** Data extract **
******************************

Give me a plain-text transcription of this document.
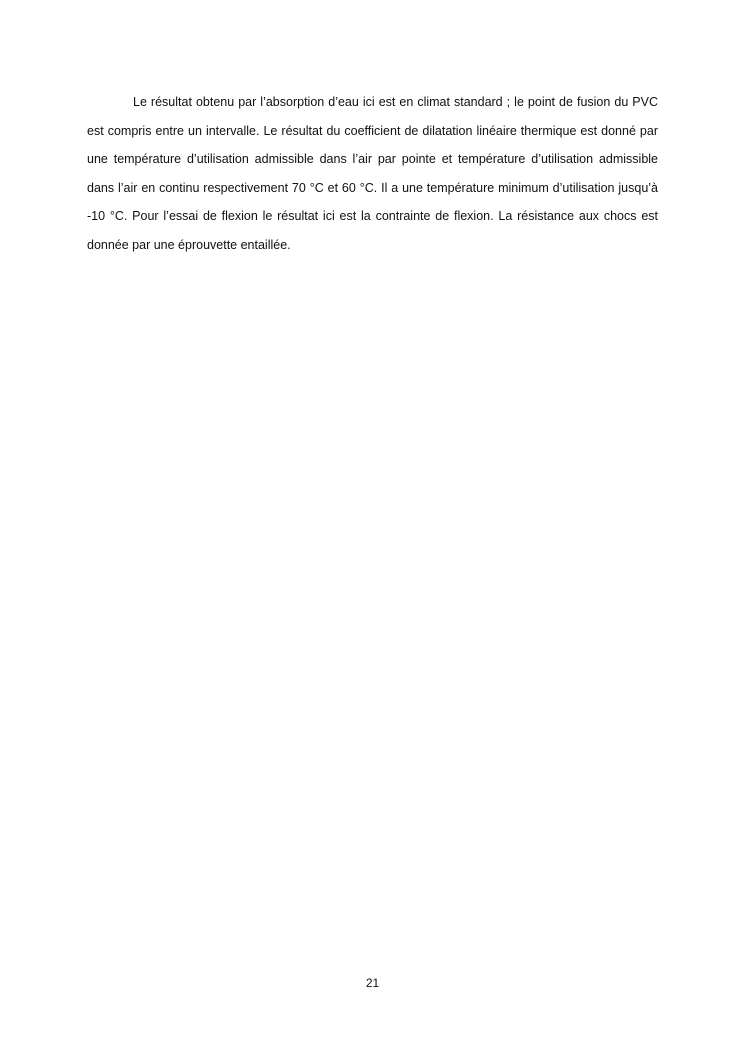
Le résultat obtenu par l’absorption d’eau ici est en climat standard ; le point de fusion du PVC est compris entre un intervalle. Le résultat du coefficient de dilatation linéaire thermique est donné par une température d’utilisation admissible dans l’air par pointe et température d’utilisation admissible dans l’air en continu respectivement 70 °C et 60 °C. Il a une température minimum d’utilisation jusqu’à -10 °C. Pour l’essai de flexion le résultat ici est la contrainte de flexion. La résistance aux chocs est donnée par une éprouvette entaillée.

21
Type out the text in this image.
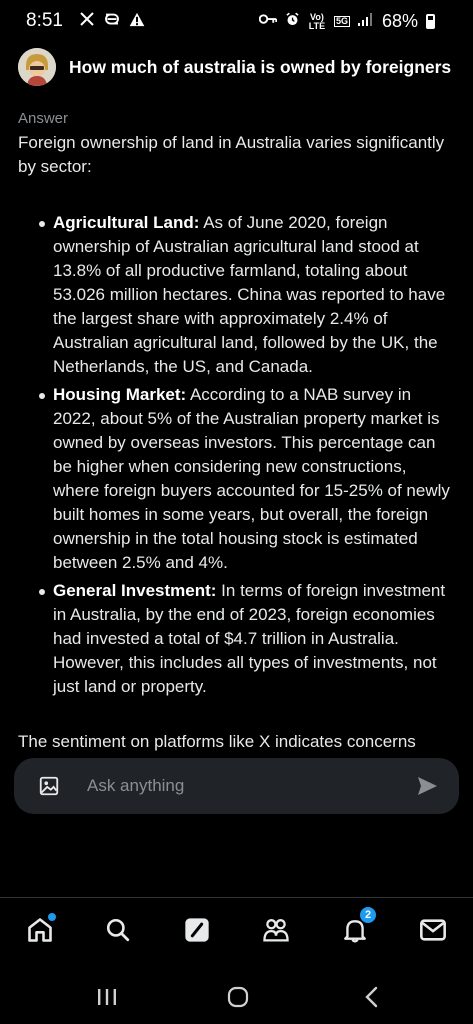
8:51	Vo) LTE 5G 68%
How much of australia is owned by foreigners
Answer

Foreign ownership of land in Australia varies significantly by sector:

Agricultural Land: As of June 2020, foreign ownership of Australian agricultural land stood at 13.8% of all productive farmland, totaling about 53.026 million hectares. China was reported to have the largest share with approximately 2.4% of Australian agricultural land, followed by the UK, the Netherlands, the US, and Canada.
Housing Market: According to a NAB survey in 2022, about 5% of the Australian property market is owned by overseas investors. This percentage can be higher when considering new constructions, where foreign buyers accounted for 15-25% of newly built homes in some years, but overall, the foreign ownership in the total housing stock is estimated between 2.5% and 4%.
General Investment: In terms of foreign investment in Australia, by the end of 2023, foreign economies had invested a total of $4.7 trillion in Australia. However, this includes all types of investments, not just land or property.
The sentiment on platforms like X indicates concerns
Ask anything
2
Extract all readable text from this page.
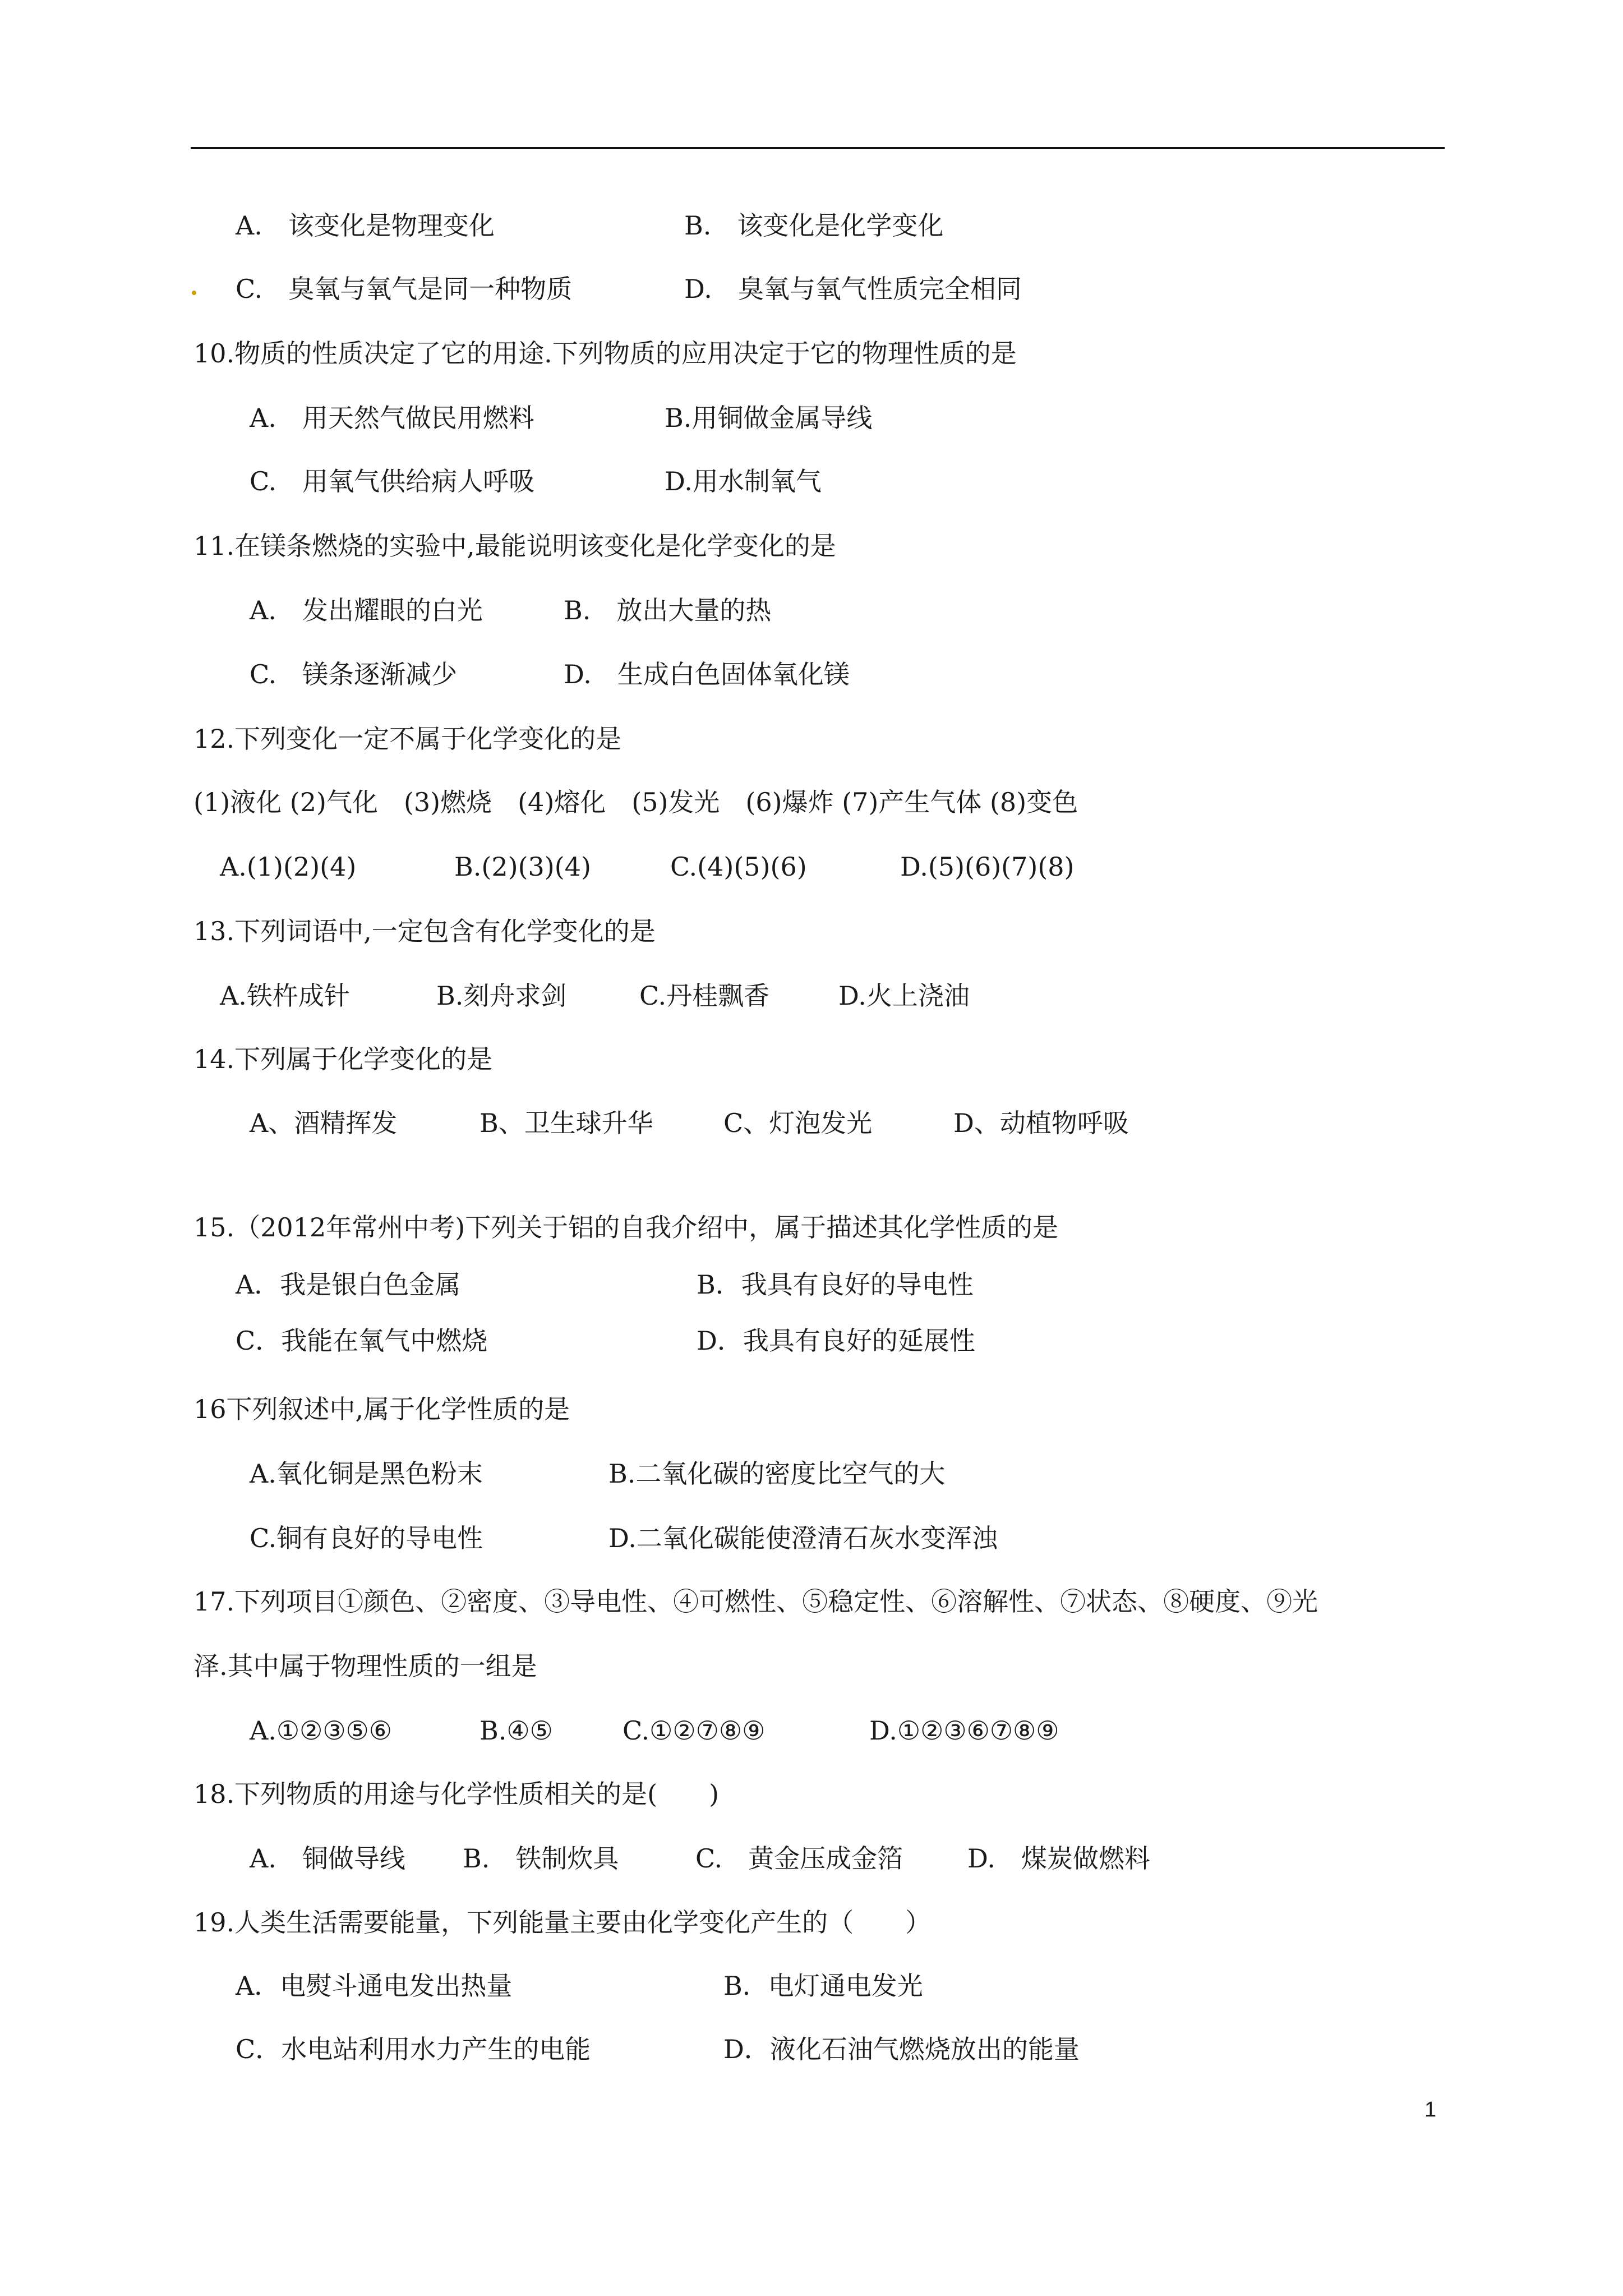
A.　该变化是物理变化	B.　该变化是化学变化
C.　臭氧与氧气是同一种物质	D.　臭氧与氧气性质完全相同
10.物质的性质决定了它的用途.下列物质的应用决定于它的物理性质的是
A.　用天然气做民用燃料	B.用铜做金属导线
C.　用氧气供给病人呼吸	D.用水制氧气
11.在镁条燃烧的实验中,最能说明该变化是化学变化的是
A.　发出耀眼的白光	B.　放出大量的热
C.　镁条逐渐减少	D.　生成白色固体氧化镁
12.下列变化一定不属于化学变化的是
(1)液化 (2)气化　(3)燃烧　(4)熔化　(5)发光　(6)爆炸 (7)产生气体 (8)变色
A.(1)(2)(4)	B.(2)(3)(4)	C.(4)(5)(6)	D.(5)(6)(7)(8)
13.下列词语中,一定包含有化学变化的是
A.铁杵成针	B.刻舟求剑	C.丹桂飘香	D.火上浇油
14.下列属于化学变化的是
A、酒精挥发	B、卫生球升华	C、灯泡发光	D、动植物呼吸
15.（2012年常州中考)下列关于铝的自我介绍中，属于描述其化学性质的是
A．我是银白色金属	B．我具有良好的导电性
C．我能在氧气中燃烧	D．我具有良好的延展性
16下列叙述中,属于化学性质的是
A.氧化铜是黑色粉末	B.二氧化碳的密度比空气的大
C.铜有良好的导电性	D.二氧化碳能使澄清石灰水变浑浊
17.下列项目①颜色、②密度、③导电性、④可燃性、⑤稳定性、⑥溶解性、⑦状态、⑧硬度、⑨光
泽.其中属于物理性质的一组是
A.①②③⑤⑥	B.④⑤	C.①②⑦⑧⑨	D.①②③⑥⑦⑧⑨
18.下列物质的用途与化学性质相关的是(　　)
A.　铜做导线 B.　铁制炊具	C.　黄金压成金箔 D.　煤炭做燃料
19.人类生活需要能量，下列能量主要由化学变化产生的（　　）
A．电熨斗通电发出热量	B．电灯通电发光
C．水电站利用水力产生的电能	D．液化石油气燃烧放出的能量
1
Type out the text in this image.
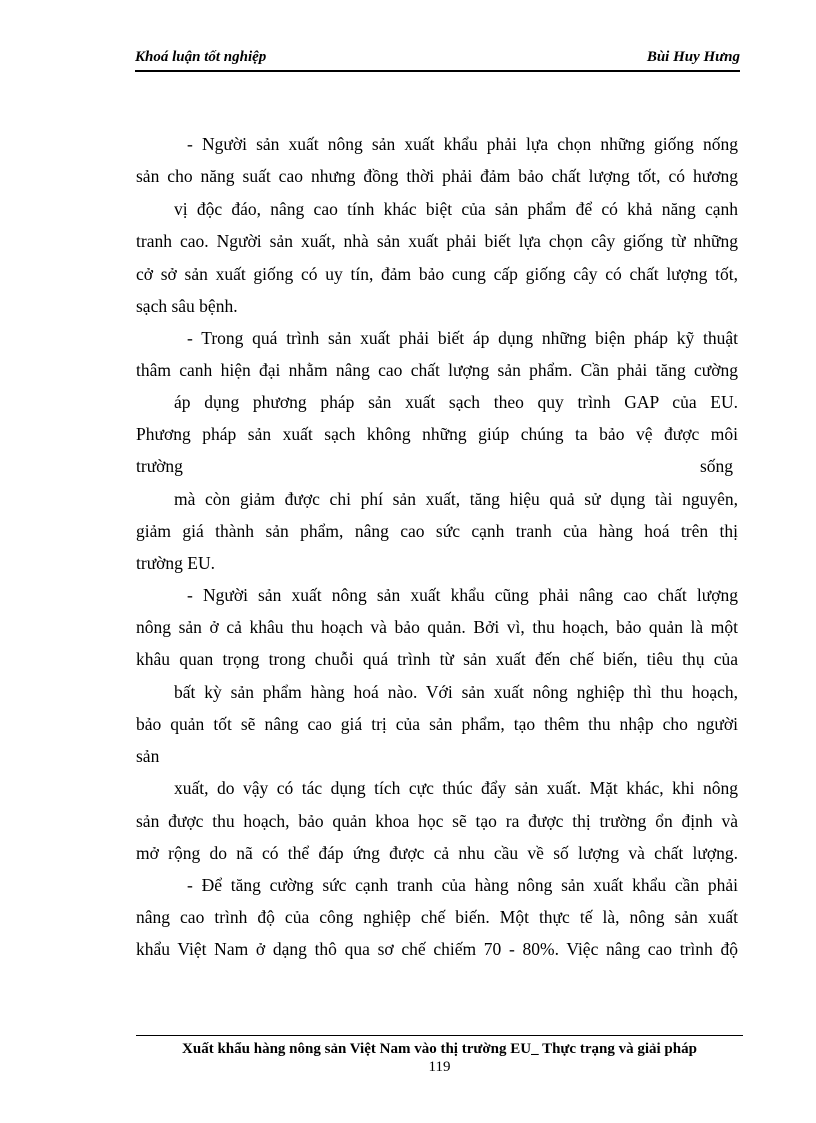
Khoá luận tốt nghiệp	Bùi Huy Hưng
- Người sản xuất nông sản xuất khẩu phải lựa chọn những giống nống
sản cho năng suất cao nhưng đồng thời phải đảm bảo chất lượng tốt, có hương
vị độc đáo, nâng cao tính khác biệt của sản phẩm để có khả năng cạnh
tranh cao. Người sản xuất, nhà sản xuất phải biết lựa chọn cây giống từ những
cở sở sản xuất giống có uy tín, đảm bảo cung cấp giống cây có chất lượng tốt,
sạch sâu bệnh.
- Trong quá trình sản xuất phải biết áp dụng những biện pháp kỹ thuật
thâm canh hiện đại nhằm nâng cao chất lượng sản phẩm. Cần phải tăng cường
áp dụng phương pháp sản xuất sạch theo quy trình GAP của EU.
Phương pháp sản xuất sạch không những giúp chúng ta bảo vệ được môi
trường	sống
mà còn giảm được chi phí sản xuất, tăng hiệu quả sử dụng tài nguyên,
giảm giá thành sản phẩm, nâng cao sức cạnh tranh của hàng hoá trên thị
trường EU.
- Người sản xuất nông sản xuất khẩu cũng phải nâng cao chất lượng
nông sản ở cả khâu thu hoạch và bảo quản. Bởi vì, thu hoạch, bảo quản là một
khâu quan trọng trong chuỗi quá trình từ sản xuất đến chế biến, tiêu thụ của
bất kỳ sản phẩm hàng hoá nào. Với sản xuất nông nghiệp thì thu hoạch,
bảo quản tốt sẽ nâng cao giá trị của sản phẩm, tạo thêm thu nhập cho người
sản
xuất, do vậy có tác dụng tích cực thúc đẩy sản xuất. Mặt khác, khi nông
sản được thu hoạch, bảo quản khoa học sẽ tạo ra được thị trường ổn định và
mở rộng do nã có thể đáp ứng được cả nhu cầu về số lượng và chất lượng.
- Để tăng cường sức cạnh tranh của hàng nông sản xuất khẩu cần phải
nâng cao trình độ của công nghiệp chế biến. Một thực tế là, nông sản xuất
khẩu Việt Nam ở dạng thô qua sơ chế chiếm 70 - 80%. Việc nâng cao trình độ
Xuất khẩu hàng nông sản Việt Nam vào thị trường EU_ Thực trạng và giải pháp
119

******************************

** Task to carry out **
Leave out the pictures and repeat everything else in the records exactly.

** Response below **
Give me a plain-text transcription of this document.
Le résultat obtenu par l’absorption d’eau ici est en climat standard ; le point de fusion du PVC est compris entre un intervalle. Le résultat du coefficient de dilatation linéaire thermique est donné par une température d’utilisation admissible dans l’air par pointe et température d’utilisation admissible dans l’air en continu respectivement 70 °C et 60 °C. Il a une température minimum d’utilisation jusqu’à -10 °C. Pour l’essai de flexion le résultat ici est la contrainte de flexion. La résistance aux chocs est donnée par une éprouvette entaillée.

21
Type out the text in this image.
8:51	Vo) LTE 5G 68%
How much of australia is owned by foreigners
Answer

Foreign ownership of land in Australia varies significantly by sector:

Agricultural Land: As of June 2020, foreign ownership of Australian agricultural land stood at 13.8% of all productive farmland, totaling about 53.026 million hectares. China was reported to have the largest share with approximately 2.4% of Australian agricultural land, followed by the UK, the Netherlands, the US, and Canada.
Housing Market: According to a NAB survey in 2022, about 5% of the Australian property market is owned by overseas investors. This percentage can be higher when considering new constructions, where foreign buyers accounted for 15-25% of newly built homes in some years, but overall, the foreign ownership in the total housing stock is estimated between 2.5% and 4%.
General Investment: In terms of foreign investment in Australia, by the end of 2023, foreign economies had invested a total of $4.7 trillion in Australia. However, this includes all types of investments, not just land or property.
The sentiment on platforms like X indicates concerns
Ask anything
2
Extract all readable text from this page.
A.　该变化是物理变化	B.　该变化是化学变化
C.　臭氧与氧气是同一种物质	D.　臭氧与氧气性质完全相同
10.物质的性质决定了它的用途.下列物质的应用决定于它的物理性质的是
A.　用天然气做民用燃料	B.用铜做金属导线
C.　用氧气供给病人呼吸	D.用水制氧气
11.在镁条燃烧的实验中,最能说明该变化是化学变化的是
A.　发出耀眼的白光	B.　放出大量的热
C.　镁条逐渐减少	D.　生成白色固体氧化镁
12.下列变化一定不属于化学变化的是
(1)液化 (2)气化　(3)燃烧　(4)熔化　(5)发光　(6)爆炸 (7)产生气体 (8)变色
A.(1)(2)(4)	B.(2)(3)(4)	C.(4)(5)(6)	D.(5)(6)(7)(8)
13.下列词语中,一定包含有化学变化的是
A.铁杵成针	B.刻舟求剑	C.丹桂飘香	D.火上浇油
14.下列属于化学变化的是
A、酒精挥发	B、卫生球升华	C、灯泡发光	D、动植物呼吸
15.（2012年常州中考)下列关于铝的自我介绍中，属于描述其化学性质的是
A．我是银白色金属	B．我具有良好的导电性
C．我能在氧气中燃烧	D．我具有良好的延展性
16下列叙述中,属于化学性质的是
A.氧化铜是黑色粉末	B.二氧化碳的密度比空气的大
C.铜有良好的导电性	D.二氧化碳能使澄清石灰水变浑浊
17.下列项目①颜色、②密度、③导电性、④可燃性、⑤稳定性、⑥溶解性、⑦状态、⑧硬度、⑨光
泽.其中属于物理性质的一组是
A.①②③⑤⑥	B.④⑤	C.①②⑦⑧⑨	D.①②③⑥⑦⑧⑨
18.下列物质的用途与化学性质相关的是(　　)
A.　铜做导线 B.　铁制炊具	C.　黄金压成金箔 D.　煤炭做燃料
19.人类生活需要能量，下列能量主要由化学变化产生的（　　）
A．电熨斗通电发出热量	B．电灯通电发光
C．水电站利用水力产生的电能	D．液化石油气燃烧放出的能量
1
Type out the text in this image.
Khoá luận tốt nghiệp	Bùi Huy Hưng
- Người sản xuất nông sản xuất khẩu phải lựa chọn những giống nống
sản cho năng suất cao nhưng đồng thời phải đảm bảo chất lượng tốt, có hương
vị độc đáo, nâng cao tính khác biệt của sản phẩm để có khả năng cạnh
tranh cao. Người sản xuất, nhà sản xuất phải biết lựa chọn cây giống từ những
cở sở sản xuất giống có uy tín, đảm bảo cung cấp giống cây có chất lượng tốt,
sạch sâu bệnh.
- Trong quá trình sản xuất phải biết áp dụng những biện pháp kỹ thuật
thâm canh hiện đại nhằm nâng cao chất lượng sản phẩm. Cần phải tăng cường
áp dụng phương pháp sản xuất sạch theo quy trình GAP của EU.
Phương pháp sản xuất sạch không những giúp chúng ta bảo vệ được môi
trường	sống
mà còn giảm được chi phí sản xuất, tăng hiệu quả sử dụng tài nguyên,
giảm giá thành sản phẩm, nâng cao sức cạnh tranh của hàng hoá trên thị
trường EU.
- Người sản xuất nông sản xuất khẩu cũng phải nâng cao chất lượng
nông sản ở cả khâu thu hoạch và bảo quản. Bởi vì, thu hoạch, bảo quản là một
khâu quan trọng trong chuỗi quá trình từ sản xuất đến chế biến, tiêu thụ của
bất kỳ sản phẩm hàng hoá nào. Với sản xuất nông nghiệp thì thu hoạch,
bảo quản tốt sẽ nâng cao giá trị của sản phẩm, tạo thêm thu nhập cho người
sản
xuất, do vậy có tác dụng tích cực thúc đẩy sản xuất. Mặt khác, khi nông
sản được thu hoạch, bảo quản khoa học sẽ tạo ra được thị trường ổn định và
mở rộng do nã có thể đáp ứng được cả nhu cầu về số lượng và chất lượng.
- Để tăng cường sức cạnh tranh của hàng nông sản xuất khẩu cần phải
nâng cao trình độ của công nghiệp chế biến. Một thực tế là, nông sản xuất
khẩu Việt Nam ở dạng thô qua sơ chế chiếm 70 - 80%. Việc nâng cao trình độ
Xuất khẩu hàng nông sản Việt Nam vào thị trường EU_ Thực trạng và giải pháp
119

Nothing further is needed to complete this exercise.